Given request
Starting at the first line of the records and ending at the line containing "- bookmark-label: learningBOX: [378, 126, 459, 141]", swap "close-tab-icon" for "tab-close-icon" and write out only those lines with nothing else altered.

Data extract

= = = = = = =

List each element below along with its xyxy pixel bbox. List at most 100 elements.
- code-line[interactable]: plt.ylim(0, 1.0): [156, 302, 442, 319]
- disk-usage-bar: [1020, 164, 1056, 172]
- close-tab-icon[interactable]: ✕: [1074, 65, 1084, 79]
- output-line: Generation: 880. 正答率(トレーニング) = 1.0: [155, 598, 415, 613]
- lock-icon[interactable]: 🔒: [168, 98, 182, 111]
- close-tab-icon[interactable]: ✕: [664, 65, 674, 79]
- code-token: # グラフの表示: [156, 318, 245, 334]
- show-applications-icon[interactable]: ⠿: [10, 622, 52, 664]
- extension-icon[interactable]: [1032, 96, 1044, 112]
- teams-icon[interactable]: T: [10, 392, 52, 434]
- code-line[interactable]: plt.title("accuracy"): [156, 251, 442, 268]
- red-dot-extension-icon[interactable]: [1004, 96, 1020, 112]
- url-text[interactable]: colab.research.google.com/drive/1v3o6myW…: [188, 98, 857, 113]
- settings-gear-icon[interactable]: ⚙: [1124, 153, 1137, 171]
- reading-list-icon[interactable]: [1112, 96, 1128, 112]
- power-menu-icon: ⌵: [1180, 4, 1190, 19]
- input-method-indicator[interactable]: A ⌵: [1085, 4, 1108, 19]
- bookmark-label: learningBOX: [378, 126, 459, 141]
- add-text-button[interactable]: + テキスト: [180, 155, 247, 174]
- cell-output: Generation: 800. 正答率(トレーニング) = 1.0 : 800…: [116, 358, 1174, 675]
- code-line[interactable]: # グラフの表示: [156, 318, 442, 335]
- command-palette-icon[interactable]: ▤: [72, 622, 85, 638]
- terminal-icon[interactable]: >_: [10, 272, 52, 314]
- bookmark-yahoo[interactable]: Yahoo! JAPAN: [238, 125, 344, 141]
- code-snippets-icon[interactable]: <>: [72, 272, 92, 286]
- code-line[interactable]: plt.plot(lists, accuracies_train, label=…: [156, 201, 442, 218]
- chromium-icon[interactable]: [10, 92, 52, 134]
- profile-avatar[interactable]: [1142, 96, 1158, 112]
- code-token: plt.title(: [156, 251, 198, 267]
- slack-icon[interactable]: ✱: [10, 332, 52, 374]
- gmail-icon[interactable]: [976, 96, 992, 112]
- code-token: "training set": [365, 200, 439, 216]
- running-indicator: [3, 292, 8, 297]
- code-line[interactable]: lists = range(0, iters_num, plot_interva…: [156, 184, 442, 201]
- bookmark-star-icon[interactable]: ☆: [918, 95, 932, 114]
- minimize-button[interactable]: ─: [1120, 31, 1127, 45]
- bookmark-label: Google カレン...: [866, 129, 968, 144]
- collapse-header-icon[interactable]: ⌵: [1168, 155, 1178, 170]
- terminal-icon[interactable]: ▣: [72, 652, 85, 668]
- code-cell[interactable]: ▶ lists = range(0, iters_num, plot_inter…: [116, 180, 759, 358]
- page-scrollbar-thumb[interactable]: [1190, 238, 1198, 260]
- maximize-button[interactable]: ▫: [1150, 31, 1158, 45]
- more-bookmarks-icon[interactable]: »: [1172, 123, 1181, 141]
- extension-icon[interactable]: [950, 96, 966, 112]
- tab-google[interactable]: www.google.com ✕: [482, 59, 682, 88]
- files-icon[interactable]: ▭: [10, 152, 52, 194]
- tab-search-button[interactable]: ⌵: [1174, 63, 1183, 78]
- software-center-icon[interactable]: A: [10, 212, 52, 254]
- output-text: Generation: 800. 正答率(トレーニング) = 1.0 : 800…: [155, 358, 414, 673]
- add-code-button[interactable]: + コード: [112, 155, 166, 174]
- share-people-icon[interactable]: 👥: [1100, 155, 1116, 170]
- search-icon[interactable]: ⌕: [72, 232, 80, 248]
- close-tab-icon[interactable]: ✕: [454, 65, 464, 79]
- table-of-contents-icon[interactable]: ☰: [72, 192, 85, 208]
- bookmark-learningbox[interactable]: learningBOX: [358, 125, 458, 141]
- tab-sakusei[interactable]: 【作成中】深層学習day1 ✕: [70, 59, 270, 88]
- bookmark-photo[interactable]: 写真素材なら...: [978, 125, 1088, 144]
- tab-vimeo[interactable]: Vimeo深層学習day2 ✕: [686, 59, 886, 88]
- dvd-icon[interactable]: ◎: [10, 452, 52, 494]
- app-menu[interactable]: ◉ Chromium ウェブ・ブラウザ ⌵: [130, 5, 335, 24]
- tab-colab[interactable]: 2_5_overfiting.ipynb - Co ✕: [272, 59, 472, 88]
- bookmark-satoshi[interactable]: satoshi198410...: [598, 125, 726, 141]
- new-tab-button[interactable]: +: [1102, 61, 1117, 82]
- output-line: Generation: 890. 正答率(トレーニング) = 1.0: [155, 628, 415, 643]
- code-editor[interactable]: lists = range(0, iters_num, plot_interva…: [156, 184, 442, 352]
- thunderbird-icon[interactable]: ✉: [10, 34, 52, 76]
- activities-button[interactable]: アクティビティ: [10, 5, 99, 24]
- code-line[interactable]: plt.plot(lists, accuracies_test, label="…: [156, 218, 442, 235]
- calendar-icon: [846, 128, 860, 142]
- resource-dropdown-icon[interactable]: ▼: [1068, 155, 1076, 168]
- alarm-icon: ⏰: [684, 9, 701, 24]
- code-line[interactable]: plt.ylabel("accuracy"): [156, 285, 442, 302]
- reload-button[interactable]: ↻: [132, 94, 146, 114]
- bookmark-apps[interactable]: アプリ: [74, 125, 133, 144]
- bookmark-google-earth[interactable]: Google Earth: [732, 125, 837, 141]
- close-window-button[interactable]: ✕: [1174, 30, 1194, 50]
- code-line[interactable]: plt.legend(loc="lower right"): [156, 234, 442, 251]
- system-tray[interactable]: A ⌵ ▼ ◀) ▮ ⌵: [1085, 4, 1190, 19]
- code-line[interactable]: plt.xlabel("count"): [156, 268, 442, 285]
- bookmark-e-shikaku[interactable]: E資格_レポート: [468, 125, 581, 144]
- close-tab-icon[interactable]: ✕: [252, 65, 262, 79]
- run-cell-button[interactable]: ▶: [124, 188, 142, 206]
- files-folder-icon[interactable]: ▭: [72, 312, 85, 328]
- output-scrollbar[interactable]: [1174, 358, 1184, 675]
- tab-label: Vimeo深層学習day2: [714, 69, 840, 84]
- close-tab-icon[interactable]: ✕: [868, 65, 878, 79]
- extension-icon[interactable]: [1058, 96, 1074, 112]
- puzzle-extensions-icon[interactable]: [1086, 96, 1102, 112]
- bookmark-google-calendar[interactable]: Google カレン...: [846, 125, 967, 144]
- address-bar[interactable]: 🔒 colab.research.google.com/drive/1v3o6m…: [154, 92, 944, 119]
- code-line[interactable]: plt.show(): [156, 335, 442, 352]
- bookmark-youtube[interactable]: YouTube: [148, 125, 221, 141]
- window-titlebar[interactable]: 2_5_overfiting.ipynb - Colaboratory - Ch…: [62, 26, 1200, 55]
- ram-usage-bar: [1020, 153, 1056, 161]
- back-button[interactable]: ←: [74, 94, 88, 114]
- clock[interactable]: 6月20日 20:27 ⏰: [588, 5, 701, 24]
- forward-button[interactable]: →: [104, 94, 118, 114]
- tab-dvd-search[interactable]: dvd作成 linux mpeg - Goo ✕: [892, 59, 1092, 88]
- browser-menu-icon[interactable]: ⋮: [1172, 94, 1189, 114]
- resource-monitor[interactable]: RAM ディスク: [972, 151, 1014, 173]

= = = = = = =

Correct output
List each element below along with its xyxy pixel bbox. List at most 100 elements.
- code-line[interactable]: plt.ylim(0, 1.0): [156, 302, 442, 319]
- disk-usage-bar: [1020, 164, 1056, 172]
- tab-close-icon[interactable]: ✕: [1074, 65, 1084, 79]
- output-line: Generation: 880. 正答率(トレーニング) = 1.0: [155, 598, 415, 613]
- lock-icon[interactable]: 🔒: [168, 98, 182, 111]
- tab-close-icon[interactable]: ✕: [664, 65, 674, 79]
- code-token: # グラフの表示: [156, 318, 245, 334]
- show-applications-icon[interactable]: ⠿: [10, 622, 52, 664]
- extension-icon[interactable]: [1032, 96, 1044, 112]
- teams-icon[interactable]: T: [10, 392, 52, 434]
- code-line[interactable]: plt.title("accuracy"): [156, 251, 442, 268]
- red-dot-extension-icon[interactable]: [1004, 96, 1020, 112]
- url-text[interactable]: colab.research.google.com/drive/1v3o6myW…: [188, 98, 857, 113]
- settings-gear-icon[interactable]: ⚙: [1124, 153, 1137, 171]
- reading-list-icon[interactable]: [1112, 96, 1128, 112]
- power-menu-icon: ⌵: [1180, 4, 1190, 19]
- input-method-indicator[interactable]: A ⌵: [1085, 4, 1108, 19]
- bookmark-label: learningBOX: [378, 126, 459, 141]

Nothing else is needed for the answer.